— Given task —
Wherever the word "active" turns up in a line of the entries, copy that line.

— Information provided —
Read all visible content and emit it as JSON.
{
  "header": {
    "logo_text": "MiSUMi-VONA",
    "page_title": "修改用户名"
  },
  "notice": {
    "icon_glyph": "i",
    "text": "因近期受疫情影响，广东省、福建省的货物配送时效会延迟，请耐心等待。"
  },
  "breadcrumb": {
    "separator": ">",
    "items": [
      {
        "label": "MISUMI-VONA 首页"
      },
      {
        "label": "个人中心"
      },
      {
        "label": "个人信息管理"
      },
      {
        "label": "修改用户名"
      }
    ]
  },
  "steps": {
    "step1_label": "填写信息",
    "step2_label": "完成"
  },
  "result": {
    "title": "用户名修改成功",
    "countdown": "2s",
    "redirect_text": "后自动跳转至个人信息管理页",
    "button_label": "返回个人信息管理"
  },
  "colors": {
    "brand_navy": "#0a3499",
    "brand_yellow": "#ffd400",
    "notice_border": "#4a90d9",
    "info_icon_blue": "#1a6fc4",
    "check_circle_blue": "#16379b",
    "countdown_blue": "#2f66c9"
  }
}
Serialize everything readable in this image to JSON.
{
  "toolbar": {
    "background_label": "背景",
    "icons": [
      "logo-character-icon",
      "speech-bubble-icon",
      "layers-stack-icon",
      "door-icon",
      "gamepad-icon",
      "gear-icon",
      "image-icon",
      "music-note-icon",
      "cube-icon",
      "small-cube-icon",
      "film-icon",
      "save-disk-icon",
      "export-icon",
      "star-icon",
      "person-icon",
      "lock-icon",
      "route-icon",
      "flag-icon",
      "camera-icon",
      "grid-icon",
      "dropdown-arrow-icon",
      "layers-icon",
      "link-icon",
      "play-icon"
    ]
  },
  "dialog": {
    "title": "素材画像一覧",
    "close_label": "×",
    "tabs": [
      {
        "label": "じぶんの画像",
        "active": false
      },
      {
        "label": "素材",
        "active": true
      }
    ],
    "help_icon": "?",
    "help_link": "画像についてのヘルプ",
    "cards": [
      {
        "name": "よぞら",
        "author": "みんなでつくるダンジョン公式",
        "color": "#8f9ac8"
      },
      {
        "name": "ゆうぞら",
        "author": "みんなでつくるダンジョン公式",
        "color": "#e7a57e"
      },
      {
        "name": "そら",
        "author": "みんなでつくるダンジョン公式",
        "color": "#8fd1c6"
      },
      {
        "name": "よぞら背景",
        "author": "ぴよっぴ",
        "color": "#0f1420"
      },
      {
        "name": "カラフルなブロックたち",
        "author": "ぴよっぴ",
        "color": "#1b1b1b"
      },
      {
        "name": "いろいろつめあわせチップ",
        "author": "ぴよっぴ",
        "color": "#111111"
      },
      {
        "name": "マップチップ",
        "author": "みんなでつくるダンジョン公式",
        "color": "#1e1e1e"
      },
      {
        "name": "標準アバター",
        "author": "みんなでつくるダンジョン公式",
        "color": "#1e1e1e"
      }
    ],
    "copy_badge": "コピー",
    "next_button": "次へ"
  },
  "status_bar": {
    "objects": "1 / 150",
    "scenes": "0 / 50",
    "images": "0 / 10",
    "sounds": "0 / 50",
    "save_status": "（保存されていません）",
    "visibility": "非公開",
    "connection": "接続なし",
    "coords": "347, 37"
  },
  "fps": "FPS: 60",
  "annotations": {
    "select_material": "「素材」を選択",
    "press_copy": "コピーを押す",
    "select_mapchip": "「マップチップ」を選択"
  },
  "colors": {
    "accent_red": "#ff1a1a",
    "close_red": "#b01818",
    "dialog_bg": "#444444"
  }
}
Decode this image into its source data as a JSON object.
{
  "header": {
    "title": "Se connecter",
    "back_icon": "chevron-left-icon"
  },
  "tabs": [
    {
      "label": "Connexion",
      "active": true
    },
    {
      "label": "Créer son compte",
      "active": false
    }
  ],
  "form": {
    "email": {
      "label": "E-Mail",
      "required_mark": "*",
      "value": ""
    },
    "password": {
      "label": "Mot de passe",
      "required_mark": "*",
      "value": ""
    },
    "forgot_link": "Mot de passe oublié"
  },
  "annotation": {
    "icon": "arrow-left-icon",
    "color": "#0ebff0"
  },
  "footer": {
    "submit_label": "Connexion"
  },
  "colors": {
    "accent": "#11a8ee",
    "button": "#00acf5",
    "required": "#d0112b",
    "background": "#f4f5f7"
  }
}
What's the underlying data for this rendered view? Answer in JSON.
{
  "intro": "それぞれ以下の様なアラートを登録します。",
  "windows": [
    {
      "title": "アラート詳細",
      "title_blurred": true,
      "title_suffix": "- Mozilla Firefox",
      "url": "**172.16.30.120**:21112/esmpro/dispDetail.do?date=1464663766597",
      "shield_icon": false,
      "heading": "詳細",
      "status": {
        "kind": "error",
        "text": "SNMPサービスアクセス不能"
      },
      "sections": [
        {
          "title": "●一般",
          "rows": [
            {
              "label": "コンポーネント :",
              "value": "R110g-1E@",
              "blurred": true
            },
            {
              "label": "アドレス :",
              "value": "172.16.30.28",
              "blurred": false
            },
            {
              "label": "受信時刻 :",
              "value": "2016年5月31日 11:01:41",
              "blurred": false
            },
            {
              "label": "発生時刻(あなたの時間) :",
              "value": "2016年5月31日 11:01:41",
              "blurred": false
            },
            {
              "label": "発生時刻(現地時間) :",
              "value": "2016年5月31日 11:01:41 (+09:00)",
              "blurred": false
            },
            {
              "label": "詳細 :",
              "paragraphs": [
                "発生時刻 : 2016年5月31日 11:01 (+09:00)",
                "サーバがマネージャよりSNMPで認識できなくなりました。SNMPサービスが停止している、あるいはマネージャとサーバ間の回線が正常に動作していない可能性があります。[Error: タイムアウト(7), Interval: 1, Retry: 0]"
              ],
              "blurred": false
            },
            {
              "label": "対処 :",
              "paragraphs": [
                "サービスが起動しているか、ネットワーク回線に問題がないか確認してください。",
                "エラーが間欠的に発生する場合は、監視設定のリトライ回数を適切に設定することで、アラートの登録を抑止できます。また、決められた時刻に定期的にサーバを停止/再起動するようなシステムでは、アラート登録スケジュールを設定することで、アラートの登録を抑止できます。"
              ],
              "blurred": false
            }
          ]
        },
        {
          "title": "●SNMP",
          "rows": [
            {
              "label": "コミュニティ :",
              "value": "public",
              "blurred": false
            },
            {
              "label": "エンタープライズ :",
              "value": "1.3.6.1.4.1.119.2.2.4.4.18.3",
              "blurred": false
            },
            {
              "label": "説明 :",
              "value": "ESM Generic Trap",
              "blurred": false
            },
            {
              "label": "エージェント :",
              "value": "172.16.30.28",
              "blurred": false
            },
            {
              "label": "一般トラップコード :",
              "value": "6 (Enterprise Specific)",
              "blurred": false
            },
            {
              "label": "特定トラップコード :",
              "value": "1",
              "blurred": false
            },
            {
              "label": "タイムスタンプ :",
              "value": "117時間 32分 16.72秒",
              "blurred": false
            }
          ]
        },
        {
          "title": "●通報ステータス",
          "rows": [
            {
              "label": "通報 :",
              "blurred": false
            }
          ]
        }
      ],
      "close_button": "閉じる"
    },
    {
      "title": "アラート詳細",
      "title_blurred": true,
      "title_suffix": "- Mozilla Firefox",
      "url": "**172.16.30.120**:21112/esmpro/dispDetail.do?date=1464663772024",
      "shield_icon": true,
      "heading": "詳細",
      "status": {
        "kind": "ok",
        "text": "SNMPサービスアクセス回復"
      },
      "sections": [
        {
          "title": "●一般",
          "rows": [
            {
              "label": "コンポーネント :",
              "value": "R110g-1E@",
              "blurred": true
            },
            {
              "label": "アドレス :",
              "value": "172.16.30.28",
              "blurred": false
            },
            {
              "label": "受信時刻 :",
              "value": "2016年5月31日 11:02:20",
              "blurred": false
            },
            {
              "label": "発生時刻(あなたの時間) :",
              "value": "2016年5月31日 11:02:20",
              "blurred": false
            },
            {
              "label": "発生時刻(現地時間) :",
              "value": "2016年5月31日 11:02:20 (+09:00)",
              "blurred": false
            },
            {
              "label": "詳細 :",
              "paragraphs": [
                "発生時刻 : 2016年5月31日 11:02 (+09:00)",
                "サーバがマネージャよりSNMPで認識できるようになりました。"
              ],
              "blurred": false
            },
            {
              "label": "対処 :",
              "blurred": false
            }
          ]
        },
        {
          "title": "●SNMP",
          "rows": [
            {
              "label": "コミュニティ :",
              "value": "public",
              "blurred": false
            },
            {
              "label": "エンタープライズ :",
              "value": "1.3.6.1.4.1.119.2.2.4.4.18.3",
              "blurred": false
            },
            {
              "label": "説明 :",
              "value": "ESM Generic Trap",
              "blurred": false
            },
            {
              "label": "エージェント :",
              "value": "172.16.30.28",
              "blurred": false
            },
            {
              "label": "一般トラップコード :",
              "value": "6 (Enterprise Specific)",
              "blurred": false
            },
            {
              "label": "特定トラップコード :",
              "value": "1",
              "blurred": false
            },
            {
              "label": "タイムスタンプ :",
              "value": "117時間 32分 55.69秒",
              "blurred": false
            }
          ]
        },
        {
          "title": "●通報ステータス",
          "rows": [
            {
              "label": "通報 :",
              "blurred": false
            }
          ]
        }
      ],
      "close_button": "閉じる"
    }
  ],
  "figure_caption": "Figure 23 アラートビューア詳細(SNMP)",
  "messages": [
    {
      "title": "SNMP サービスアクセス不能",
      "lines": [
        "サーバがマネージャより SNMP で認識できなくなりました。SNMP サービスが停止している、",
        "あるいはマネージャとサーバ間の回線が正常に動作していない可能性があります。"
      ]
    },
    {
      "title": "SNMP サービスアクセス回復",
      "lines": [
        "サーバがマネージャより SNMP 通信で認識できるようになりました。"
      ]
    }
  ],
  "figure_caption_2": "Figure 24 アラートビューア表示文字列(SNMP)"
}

— Written answer —
        "active": false
        "active": true
      "active": true
      "active": false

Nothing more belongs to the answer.